§ **Task statement**:
In the records that follow, locate every line with "aliorum" and extract it.

§ **Input data**:
-------------------------
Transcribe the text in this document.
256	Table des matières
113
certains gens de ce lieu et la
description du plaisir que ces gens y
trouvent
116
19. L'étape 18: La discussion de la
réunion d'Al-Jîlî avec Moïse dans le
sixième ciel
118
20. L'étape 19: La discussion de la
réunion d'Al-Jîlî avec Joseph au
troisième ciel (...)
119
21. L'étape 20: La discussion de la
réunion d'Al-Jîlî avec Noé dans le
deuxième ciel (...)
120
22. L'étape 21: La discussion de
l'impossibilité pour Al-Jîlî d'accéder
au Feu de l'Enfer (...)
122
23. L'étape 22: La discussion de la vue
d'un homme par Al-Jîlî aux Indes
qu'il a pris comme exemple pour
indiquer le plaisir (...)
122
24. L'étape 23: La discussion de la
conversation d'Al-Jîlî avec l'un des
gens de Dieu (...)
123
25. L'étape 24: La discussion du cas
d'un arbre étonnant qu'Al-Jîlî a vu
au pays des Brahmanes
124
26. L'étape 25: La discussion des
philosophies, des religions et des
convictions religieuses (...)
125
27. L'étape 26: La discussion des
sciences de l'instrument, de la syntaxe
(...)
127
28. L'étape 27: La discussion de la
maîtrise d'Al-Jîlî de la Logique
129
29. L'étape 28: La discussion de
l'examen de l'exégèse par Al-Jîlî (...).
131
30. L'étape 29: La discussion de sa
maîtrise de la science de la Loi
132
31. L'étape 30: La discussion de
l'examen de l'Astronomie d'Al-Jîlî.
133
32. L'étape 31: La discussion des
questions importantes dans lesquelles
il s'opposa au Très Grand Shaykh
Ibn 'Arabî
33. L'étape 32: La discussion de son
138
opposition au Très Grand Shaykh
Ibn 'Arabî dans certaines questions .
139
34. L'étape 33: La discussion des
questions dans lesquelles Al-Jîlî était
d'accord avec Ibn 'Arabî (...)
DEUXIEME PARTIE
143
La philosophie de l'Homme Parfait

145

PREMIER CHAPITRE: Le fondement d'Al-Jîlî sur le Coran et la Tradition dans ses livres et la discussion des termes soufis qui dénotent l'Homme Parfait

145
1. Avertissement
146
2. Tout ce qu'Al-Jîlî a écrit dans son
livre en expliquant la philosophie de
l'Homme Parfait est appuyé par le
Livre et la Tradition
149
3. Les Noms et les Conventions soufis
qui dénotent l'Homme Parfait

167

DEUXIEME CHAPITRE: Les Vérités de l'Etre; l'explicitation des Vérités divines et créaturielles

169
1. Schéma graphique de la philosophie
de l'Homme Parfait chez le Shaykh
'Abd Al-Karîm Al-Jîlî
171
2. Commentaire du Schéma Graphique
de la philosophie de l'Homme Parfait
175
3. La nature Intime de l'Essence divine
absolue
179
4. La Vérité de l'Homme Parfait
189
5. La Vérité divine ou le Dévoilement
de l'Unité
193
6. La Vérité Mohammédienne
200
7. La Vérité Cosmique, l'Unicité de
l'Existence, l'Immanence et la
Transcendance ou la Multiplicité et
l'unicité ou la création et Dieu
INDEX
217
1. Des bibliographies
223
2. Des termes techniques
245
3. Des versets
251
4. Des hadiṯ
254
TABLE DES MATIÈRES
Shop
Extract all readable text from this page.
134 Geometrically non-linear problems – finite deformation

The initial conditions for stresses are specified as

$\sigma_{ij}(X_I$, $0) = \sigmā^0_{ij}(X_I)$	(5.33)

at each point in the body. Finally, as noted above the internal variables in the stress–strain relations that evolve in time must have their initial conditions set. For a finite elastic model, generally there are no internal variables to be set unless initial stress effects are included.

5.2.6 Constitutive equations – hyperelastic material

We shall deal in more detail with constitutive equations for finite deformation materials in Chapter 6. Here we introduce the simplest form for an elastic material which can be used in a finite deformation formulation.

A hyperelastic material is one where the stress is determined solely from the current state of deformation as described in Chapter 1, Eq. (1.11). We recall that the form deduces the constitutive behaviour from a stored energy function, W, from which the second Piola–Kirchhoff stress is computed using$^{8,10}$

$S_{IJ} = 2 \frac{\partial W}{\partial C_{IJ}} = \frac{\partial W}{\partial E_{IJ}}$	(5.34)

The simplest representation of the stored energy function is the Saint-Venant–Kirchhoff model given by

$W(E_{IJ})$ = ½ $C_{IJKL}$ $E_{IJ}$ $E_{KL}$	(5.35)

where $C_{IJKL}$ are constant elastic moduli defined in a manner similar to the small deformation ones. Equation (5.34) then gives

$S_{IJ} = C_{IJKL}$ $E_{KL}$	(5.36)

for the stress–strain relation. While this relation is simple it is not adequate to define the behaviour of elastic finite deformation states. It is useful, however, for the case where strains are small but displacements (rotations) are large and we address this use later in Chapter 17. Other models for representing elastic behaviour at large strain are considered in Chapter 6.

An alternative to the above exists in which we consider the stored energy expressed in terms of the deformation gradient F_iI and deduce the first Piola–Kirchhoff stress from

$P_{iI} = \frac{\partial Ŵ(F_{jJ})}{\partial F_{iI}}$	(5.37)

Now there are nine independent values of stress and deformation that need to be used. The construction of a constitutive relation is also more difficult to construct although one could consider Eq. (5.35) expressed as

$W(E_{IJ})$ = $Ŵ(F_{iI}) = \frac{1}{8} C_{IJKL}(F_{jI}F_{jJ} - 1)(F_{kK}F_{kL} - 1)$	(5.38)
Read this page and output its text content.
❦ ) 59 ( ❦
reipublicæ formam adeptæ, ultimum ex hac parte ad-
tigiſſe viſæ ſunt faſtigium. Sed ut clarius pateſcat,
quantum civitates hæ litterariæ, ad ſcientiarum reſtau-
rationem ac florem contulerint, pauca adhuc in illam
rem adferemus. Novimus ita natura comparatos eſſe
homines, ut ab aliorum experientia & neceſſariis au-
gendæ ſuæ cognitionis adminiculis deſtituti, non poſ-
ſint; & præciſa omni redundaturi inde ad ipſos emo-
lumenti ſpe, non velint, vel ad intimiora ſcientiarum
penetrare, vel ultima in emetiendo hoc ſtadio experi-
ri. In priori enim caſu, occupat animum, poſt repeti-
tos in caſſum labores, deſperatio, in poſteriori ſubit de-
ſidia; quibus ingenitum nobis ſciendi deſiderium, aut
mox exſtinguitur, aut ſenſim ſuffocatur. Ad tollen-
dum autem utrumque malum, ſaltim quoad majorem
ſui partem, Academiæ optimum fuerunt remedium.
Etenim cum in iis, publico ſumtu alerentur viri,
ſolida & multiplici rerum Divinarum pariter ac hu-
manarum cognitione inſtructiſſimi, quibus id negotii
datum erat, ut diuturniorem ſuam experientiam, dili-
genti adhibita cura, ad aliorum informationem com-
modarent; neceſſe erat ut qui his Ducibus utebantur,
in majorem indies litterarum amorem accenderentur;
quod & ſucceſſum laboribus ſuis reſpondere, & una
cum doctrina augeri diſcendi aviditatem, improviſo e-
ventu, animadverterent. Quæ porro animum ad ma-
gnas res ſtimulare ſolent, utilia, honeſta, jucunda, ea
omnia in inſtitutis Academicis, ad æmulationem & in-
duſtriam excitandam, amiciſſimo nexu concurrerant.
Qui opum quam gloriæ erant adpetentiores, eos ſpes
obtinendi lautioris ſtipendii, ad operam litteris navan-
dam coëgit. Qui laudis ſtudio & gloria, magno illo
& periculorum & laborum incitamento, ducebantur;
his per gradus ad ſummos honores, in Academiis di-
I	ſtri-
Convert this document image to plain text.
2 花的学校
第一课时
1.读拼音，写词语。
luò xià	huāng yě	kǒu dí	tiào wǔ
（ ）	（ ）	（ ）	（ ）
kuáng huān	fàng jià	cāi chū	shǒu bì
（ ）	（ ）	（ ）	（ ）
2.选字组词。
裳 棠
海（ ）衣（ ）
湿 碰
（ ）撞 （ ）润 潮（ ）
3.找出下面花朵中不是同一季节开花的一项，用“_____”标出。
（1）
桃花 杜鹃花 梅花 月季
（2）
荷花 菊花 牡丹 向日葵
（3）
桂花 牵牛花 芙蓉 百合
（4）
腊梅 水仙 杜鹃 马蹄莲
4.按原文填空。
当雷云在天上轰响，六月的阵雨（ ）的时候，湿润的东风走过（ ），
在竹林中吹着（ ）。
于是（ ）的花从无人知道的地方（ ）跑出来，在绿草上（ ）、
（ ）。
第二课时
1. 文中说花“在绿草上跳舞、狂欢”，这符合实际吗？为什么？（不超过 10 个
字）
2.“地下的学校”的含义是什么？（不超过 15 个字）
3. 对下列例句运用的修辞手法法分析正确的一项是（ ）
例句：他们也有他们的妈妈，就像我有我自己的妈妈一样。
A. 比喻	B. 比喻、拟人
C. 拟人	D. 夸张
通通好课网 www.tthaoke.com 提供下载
-------------------------
§ **Finished answer**:
homines, ut ab aliorum experientia & neceſſariis au-
genti adhibita cura, ad aliorum informationem com-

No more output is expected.